- _WORK REQUIRED_: Identify and reproduce every line holding the string "else".

- _STORED DATA_:

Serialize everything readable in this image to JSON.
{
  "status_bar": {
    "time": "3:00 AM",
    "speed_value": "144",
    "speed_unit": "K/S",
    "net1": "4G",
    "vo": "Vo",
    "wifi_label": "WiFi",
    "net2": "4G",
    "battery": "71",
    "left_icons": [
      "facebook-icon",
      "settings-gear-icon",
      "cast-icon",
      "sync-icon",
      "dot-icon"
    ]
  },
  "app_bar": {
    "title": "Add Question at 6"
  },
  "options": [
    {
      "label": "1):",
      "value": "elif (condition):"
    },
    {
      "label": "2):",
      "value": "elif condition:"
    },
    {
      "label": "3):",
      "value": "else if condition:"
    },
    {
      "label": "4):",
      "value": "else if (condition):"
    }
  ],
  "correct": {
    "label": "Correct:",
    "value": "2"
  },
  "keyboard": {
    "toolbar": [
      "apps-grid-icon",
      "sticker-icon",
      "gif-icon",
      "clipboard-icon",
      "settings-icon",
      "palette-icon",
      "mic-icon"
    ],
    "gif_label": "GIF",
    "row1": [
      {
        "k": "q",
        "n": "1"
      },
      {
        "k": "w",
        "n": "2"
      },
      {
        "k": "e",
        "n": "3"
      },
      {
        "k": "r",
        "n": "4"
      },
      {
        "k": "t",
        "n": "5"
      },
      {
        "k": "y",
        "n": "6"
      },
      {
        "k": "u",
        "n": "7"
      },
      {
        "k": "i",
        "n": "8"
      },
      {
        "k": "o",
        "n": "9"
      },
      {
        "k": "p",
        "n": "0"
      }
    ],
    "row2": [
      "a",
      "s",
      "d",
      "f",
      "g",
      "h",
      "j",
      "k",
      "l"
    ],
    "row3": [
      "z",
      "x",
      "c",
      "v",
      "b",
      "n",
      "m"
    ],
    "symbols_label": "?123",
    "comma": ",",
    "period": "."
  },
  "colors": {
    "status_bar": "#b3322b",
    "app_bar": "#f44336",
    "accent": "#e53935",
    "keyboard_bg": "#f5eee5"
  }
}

- _TASK SOLUTION_:
      "value": "else if condition:"
      "value": "else if (condition):"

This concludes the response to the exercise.